## BEGIN Document extract

In the last 45 years I have taken four vacations:
1965 Mexico (3 weeks)
1971 Amsterdam (10 days)
1998 Florence (10 days)
2005 Hawaii (10 days)
Each vacation was haunted by my own pennypinching, since I could barely afford the air fare and lived on one meal a day once I got there (except for Florence where I was guest for meals).
In one instance, the pennypinching actually enhanced the vacation: Mexico.
I was 20 and went with two friends from Ithaca College: Christia and Tom. Christia's mother was Writer in Residence at the University of the Americas on Paseo de la Reforma, and we stayed in her hacienda on campus ( a cement bungalo ). Immediately across the street from the campus on the Paseo was a two-room mud hut. The front room was a type of convenience store (which sold soda). The back room housed the proprietor, his wife and seven children, all sharing a single bed with a crucifix hung over it.
Christia and Tom had more money than I did, so they flew to Acapulco for one of our three weeks in Mexico. I took the bus, an economy which turned out to have been a stroke of great luck, for the bus travelled from 12,000 feet to sea level through mountains and valleys, rainbows and out-croppings of grass-covered huts. It was a tourist's dream of a ride, except for the cowboy driver who sped all the way.
When I got to Acapulco, I found Tom and Christia's hotel quickly enough and learned they were on the 20th floor. I didn't have money to pay for the hotel that night, so I slept on the beach, making a bed out of the sand.
In the middle of the night---a balmy beautiful beach night---I noticed there were several large cats patrolling the sands on the beach around me in the shadowy surroundings. At a closer look, their tails seemed too stiff for cats and I concluded I had got the first letter wrong: they weren't cats at all---they were rats.
This got me on my feet and down for a dip in the tepid sea, gently rocking me back and forth as I stood chest high in the deep. Soon lightning appeared on the horizon and I decided my midnight cradle gentle rocking was about to become a midnight frying pan, so I hightailed it to the sidewalk above the beach.

## END Document extract
## BEGIN Listed entries

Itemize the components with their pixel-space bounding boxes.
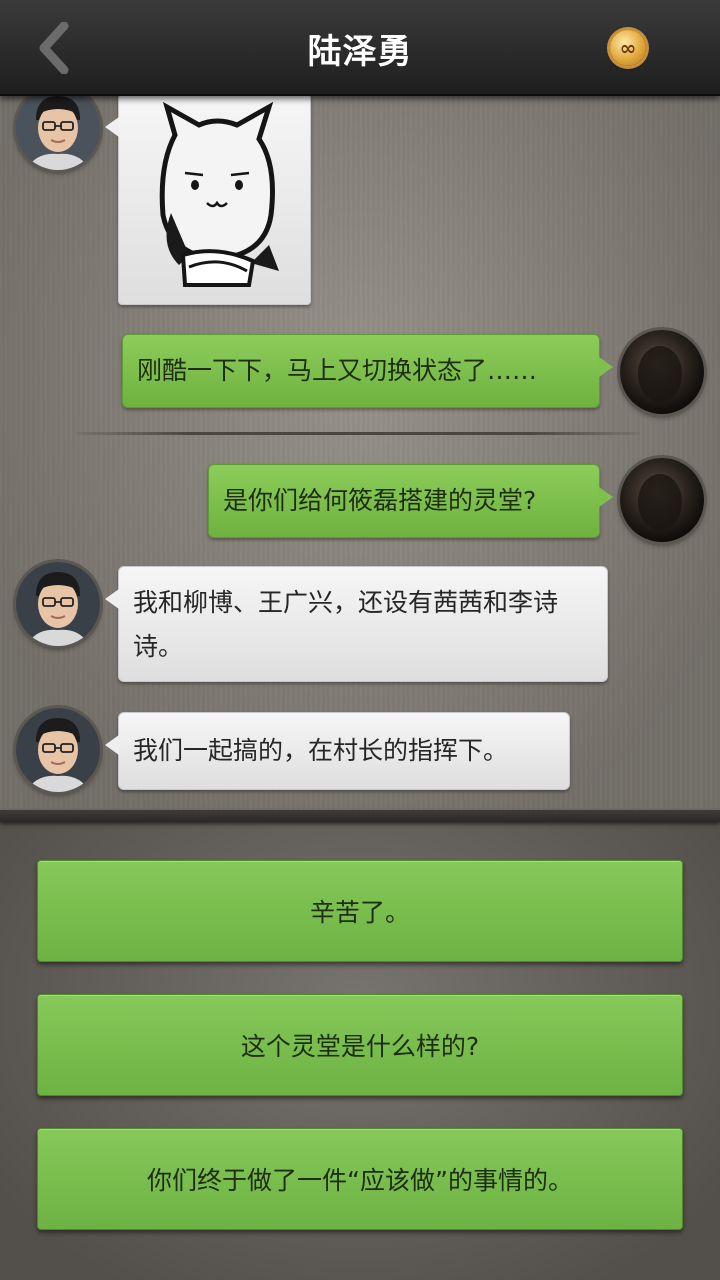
cat-sticker-icon [159,101,279,287]
option-label: 辛苦了。 [309,898,410,927]
message-bubble-left[interactable]: 我和柳博、王广兴，还设有茜茜和李诗诗。 [105,566,608,682]
message-text: 我和柳博、王广兴，还设有茜茜和李诗诗。 [133,588,559,661]
man-avatar-icon [16,562,100,646]
avatar[interactable] [16,562,100,646]
sticker-bubble[interactable] [105,94,311,305]
reply-option-button[interactable]: 你们终于做了一件“应该做”的事情的。 [37,1128,683,1230]
message-text: 刚酷一下下，马上又切换状态了…… [137,356,538,385]
option-label: 你们终于做了一件“应该做”的事情的。 [147,1166,573,1195]
message-bubble-right[interactable]: 是你们给何筱磊搭建的灵堂? [208,464,613,538]
back-button[interactable] [24,18,84,78]
chat-divider [0,810,720,822]
chevron-left-icon [39,22,69,74]
message-bubble-left[interactable]: 我们一起搞的，在村长的指挥下。 [105,712,570,790]
chat-area[interactable]: 刚酷一下下，马上又切换状态了…… 是你们给何筱磊搭建的灵堂? 我和柳博、王广兴，… [0,94,720,816]
reply-option-button[interactable]: 辛苦了。 [37,860,683,962]
message-text: 是你们给何筱磊搭建的灵堂? [223,486,537,515]
infinity-coin-icon[interactable]: ∞ [610,30,646,66]
message-text: 我们一起搞的，在村长的指挥下。 [133,736,509,765]
shadow-avatar-icon [620,458,704,542]
message-bubble-right[interactable]: 刚酷一下下，马上又切换状态了…… [122,334,613,408]
avatar[interactable] [16,708,100,792]
avatar[interactable] [620,330,704,414]
reply-options-panel: 辛苦了。 这个灵堂是什么样的? 你们终于做了一件“应该做”的事情的。 [0,822,720,1280]
shadow-avatar-icon [620,330,704,414]
reply-option-button[interactable]: 这个灵堂是什么样的? [37,994,683,1096]
page-title: 陆泽勇 [307,32,413,72]
avatar[interactable] [620,458,704,542]
avatar[interactable] [16,94,100,170]
coin-symbol: ∞ [619,36,637,60]
top-bar: 陆泽勇 ∞ [0,0,720,96]
man-avatar-icon [16,708,100,792]
man-avatar-icon [16,94,100,170]
divider [76,432,640,435]
option-label: 这个灵堂是什么样的? [240,1032,480,1061]
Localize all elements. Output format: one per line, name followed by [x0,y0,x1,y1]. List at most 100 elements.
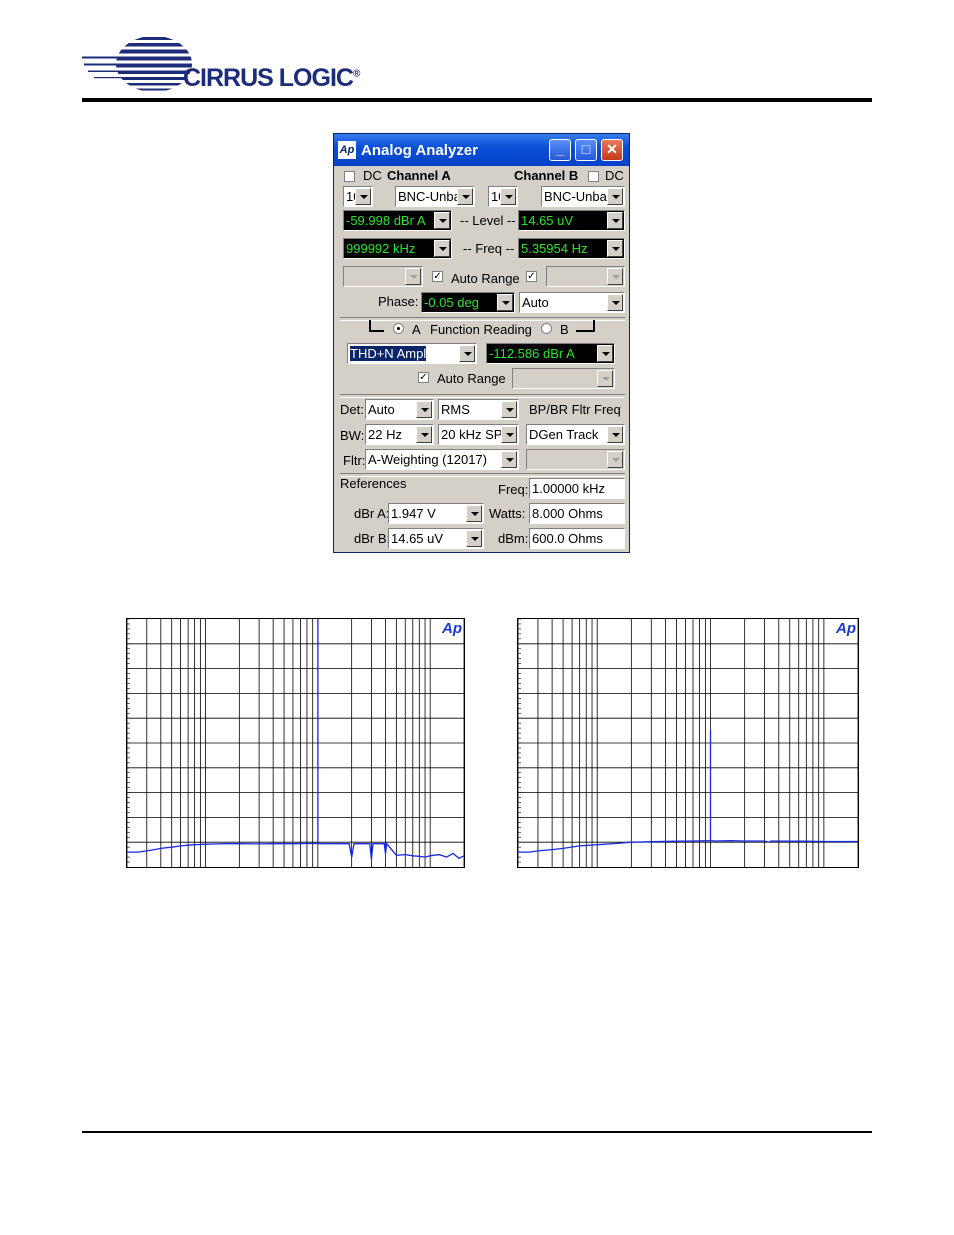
dbm-label: dBm: [498,531,529,546]
brand-name: CIRRUS LOGIC® [183,64,360,92]
det-mode-select[interactable]: RMS [438,399,519,420]
phase-readout[interactable]: -0.05 deg [421,292,515,313]
bw-label: BW: [340,428,365,443]
auto-range-b-checkbox[interactable]: ✓ [526,271,537,282]
chevron-down-icon[interactable] [466,505,482,522]
channel-a-label: Channel A [387,168,451,183]
chevron-down-icon[interactable] [434,212,450,229]
channel-a-level-readout[interactable]: -59.998 dBr A [343,210,452,231]
channel-b-level-readout[interactable]: 14.65 uV [518,210,625,231]
dc-a-label: DC [363,168,382,183]
dc-b-checkbox[interactable] [588,171,599,182]
function-reading-label: Function Reading [430,322,532,337]
chevron-down-icon[interactable] [607,188,623,205]
chevron-down-icon [607,268,623,285]
chevron-down-icon [597,370,613,387]
channel-b-range-mode-select [546,266,625,287]
channel-b-freq-readout[interactable]: 5.35954 Hz [518,238,625,259]
det-select[interactable]: Auto [365,399,434,420]
function-b-label: B [560,322,569,337]
chevron-down-icon[interactable] [416,426,432,443]
bracket-right-base [576,330,595,332]
chevron-down-icon[interactable] [500,188,516,205]
channel-b-input-select[interactable]: BNC-Unbal [541,186,625,207]
chevron-down-icon[interactable] [607,240,623,257]
fft-chart-right: Ap [517,618,859,868]
watts-label: Watts: [489,506,526,521]
chevron-down-icon[interactable] [501,426,517,443]
dc-a-checkbox[interactable] [344,171,355,182]
channel-a-range-select[interactable]: 100 [343,186,373,207]
analog-analyzer-window: Ap Analog Analyzer _ □ ✕ DC Channel A Ch… [333,133,630,553]
bpbr-filter-freq-label: BP/BR Fltr Freq [529,402,621,417]
watts-ohms-field[interactable]: 8.000 Ohms [529,503,625,524]
title-bar[interactable]: Ap Analog Analyzer _ □ ✕ [334,134,629,166]
fft-plot-left [127,619,464,867]
chevron-down-icon[interactable] [501,401,517,418]
bw-low-select[interactable]: 22 Hz [365,424,434,445]
chevron-down-icon[interactable] [597,345,613,362]
dbra-label: dBr A: [354,506,390,521]
dc-b-label: DC [605,168,624,183]
chevron-down-icon[interactable] [607,294,623,311]
function-a-radio[interactable] [393,323,404,334]
function-readout[interactable]: -112.586 dBr A [486,343,615,364]
ref-freq-field[interactable]: 1.00000 kHz [529,478,625,499]
logo-swoosh-icon [82,37,192,91]
dbrb-ref-select[interactable]: 14.65 uV [388,528,484,549]
auto-range-label: Auto Range [451,271,520,286]
function-auto-range-label: Auto Range [437,371,506,386]
bpbr-freq-select[interactable]: DGen Track [526,424,625,445]
chevron-down-icon[interactable] [466,530,482,547]
close-icon: ✕ [606,141,618,157]
bracket-left-base [369,330,384,332]
channel-a-freq-readout[interactable]: 999992 kHz [343,238,452,259]
chevron-down-icon [405,268,421,285]
close-button[interactable]: ✕ [601,139,623,161]
fft-chart-left: Ap [126,618,465,868]
chevron-down-icon[interactable] [501,451,517,468]
separator [340,317,625,321]
minimize-button[interactable]: _ [549,139,571,161]
function-range-select [512,368,615,389]
freq-label: -- Freq -- [463,241,515,256]
ap-logo: Ap [442,620,462,637]
auto-range-a-checkbox[interactable]: ✓ [432,271,443,282]
phase-label: Phase: [378,294,419,309]
references-label: References [340,476,407,491]
chevron-down-icon [607,451,623,468]
chevron-down-icon[interactable] [607,426,623,443]
dbra-ref-select[interactable]: 1.947 V [388,503,484,524]
function-auto-range-checkbox[interactable]: ✓ [418,372,429,383]
chevron-down-icon[interactable] [434,240,450,257]
chevron-down-icon[interactable] [457,188,473,205]
chevron-down-icon[interactable] [416,401,432,418]
function-b-radio[interactable] [541,323,552,334]
chevron-down-icon[interactable] [607,212,623,229]
fft-plot-right [518,619,858,867]
function-a-label: A [412,322,421,337]
channel-a-input-select[interactable]: BNC-Unbal [395,186,475,207]
chevron-down-icon[interactable] [355,188,371,205]
phase-mode-select[interactable]: Auto [519,292,625,313]
dbm-ohms-field[interactable]: 600.0 Ohms [529,528,625,549]
maximize-button[interactable]: □ [575,139,597,161]
dbrb-label: dBr B: [354,531,391,546]
maximize-icon: □ [581,141,591,157]
ref-freq-label: Freq: [498,482,529,497]
header-rule [82,98,872,102]
function-select[interactable]: THD+N Ampl [347,343,477,364]
spectrum-series-line [518,730,858,853]
separator [340,394,625,398]
minimize-icon: _ [556,141,564,157]
filter-select[interactable]: A-Weighting (12017) [365,449,519,470]
chevron-down-icon[interactable] [497,294,513,311]
window-title: Analog Analyzer [361,142,478,159]
ap-app-icon: Ap [338,141,356,159]
bw-high-select[interactable]: 20 kHz SP [438,424,519,445]
chevron-down-icon[interactable] [459,345,475,362]
fltr-label: Fltr: [343,453,366,468]
channel-b-range-select[interactable]: 100 [488,186,518,207]
det-label: Det: [340,402,364,417]
footer-rule [82,1131,872,1133]
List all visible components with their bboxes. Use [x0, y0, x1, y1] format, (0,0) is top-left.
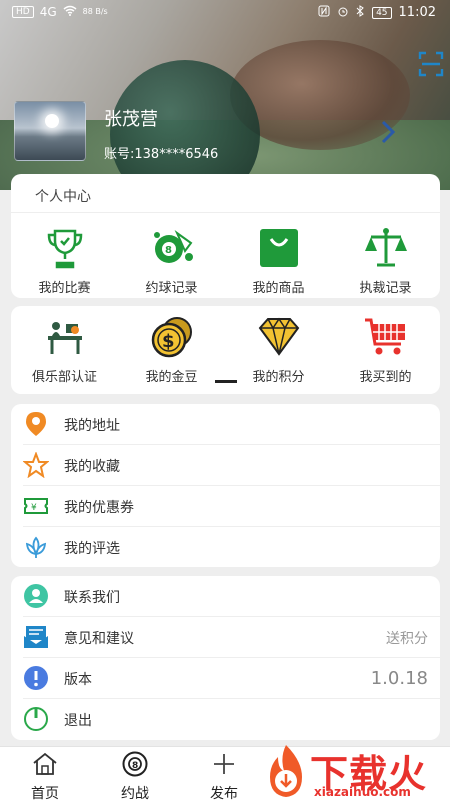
- avatar[interactable]: [14, 101, 86, 161]
- menu-label-logout: 退出: [64, 712, 92, 729]
- menu-item-coupons[interactable]: ¥ 我的优惠券: [11, 486, 440, 527]
- svg-text:¥: ¥: [31, 503, 37, 513]
- location-pin-icon: [26, 412, 46, 436]
- menu-item-favorites[interactable]: 我的收藏: [11, 445, 440, 486]
- match-records-item[interactable]: 8 约球记录: [118, 227, 225, 296]
- scan-icon: [418, 51, 444, 77]
- drag-handle: [215, 380, 237, 383]
- diamond-icon: [258, 317, 299, 356]
- nav-battle[interactable]: 8 约战: [105, 751, 165, 800]
- nfc-icon: [318, 5, 330, 20]
- menu-label-feedback: 意见和建议: [64, 630, 134, 647]
- username: 张茂营: [104, 109, 158, 130]
- menu-item-version[interactable]: 版本 1.0.18: [11, 658, 440, 699]
- scan-button[interactable]: [418, 51, 444, 77]
- my-products-label: 我的商品: [252, 281, 305, 296]
- menu-item-address[interactable]: 我的地址: [11, 404, 440, 445]
- my-matches-label: 我的比赛: [38, 281, 91, 296]
- flame-logo-icon: [270, 745, 302, 797]
- purchased-label: 我买到的: [359, 370, 412, 385]
- billiard-record-icon: 8: [153, 230, 193, 263]
- status-bar: HD 4G 88 B/s 45 11:02: [0, 0, 450, 26]
- menu-item-feedback[interactable]: 意见和建议 送积分: [11, 617, 440, 658]
- plus-icon: [214, 754, 234, 774]
- version-number: 1.0.18: [370, 668, 428, 689]
- feedback-reward-text: 送积分: [386, 630, 428, 647]
- svg-text:$: $: [162, 331, 175, 352]
- gold-coins-icon: $: [151, 317, 192, 358]
- club-verify-item[interactable]: 俱乐部认证: [11, 316, 118, 385]
- watermark-url: xiazaihuo.com: [314, 785, 411, 799]
- scales-icon: [364, 228, 407, 267]
- profile-chevron-right-icon[interactable]: [378, 118, 398, 146]
- home-icon: [33, 752, 57, 775]
- club-verify-label: 俱乐部认证: [31, 370, 97, 385]
- personal-center-title: 个人中心: [35, 189, 91, 205]
- bottom-navigation: 首页 8 约战 发布 下载火 xiazaihuo.com: [0, 743, 450, 800]
- svg-text:8: 8: [165, 245, 172, 256]
- network-speed: 88 B/s: [82, 7, 108, 16]
- nav-battle-label: 约战: [121, 786, 149, 800]
- signal-icon: 4G: [39, 5, 57, 19]
- gold-coins-label: 我的金豆: [145, 370, 198, 385]
- nav-home[interactable]: 首页: [15, 751, 75, 800]
- svg-text:8: 8: [132, 761, 138, 771]
- cart-icon: [364, 318, 405, 355]
- menu-item-contact[interactable]: 联系我们: [11, 576, 440, 617]
- points-item[interactable]: 我的积分: [225, 316, 332, 385]
- power-icon: [24, 707, 48, 731]
- feedback-icon: [24, 626, 48, 648]
- menu-label-favorites: 我的收藏: [64, 458, 120, 475]
- status-time: 11:02: [398, 5, 436, 20]
- menu-label-coupons: 我的优惠券: [64, 499, 134, 516]
- purchased-item[interactable]: 我买到的: [332, 316, 439, 385]
- menu-label-selection: 我的评选: [64, 540, 120, 557]
- lotus-icon: [25, 536, 47, 558]
- referee-records-label: 执裁记录: [359, 281, 412, 296]
- star-icon: [23, 452, 49, 478]
- alarm-icon: [337, 5, 349, 20]
- download-watermark: 下载火 xiazaihuo.com: [262, 743, 450, 800]
- bluetooth-icon: [356, 5, 365, 20]
- my-products-item[interactable]: 我的商品: [225, 227, 332, 296]
- shopping-bag-icon: [259, 229, 298, 267]
- hd-badge: HD: [12, 6, 34, 18]
- my-matches-item[interactable]: 我的比赛: [11, 227, 118, 296]
- menu-item-selection[interactable]: 我的评选: [11, 527, 440, 568]
- gold-coins-item[interactable]: $ 我的金豆: [118, 316, 225, 385]
- menu-label-version: 版本: [64, 671, 92, 688]
- menu-label-address: 我的地址: [64, 417, 120, 434]
- points-label: 我的积分: [252, 370, 305, 385]
- account-number: 账号:138****6546: [104, 147, 219, 162]
- info-icon: [24, 666, 48, 690]
- trophy-icon: [47, 229, 82, 269]
- battery-icon: 45: [372, 6, 392, 19]
- menu-label-contact: 联系我们: [64, 589, 120, 606]
- match-records-label: 约球记录: [145, 281, 198, 296]
- coupon-icon: ¥: [24, 498, 48, 514]
- nav-publish[interactable]: 发布: [194, 751, 254, 800]
- referee-records-item[interactable]: 执裁记录: [332, 227, 439, 296]
- menu-card-2: 联系我们 意见和建议 送积分 版本 1.0.18 退出: [11, 576, 440, 740]
- nav-publish-label: 发布: [210, 786, 238, 800]
- personal-center-card: 个人中心 我的比赛 8 约球记录 我的商品 执裁记录: [11, 174, 440, 298]
- nav-home-label: 首页: [31, 786, 59, 800]
- billiard-ball-icon: 8: [122, 751, 148, 777]
- profile-header: HD 4G 88 B/s 45 11:02 张茂营 账号:138****6546: [0, 0, 450, 190]
- menu-item-logout[interactable]: 退出: [11, 699, 440, 740]
- club-verify-icon: [47, 322, 82, 354]
- contact-icon: [24, 584, 48, 608]
- menu-card-1: 我的地址 我的收藏 ¥ 我的优惠券 我的评选: [11, 404, 440, 567]
- wifi-icon: [63, 5, 77, 19]
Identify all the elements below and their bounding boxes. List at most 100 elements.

## END Listed entries

In the vacation memoir, rewrite the paragraph beginning "Christia and Tom had more money" as a short bulleted list that keeps its main facts. The records come from a separate source.

- Christia and Tom had more money, so they flew to Acapulco for one of the three weeks in Mexico.
- The writer took the bus instead, an economy that turned out to be a stroke of great luck.
- The bus went from 12,000 feet to sea level through mountains and valleys, past rainbows and out-croppings of grass-covered huts.
- It was a tourist's dream of a ride, apart from the cowboy driver who sped the whole way.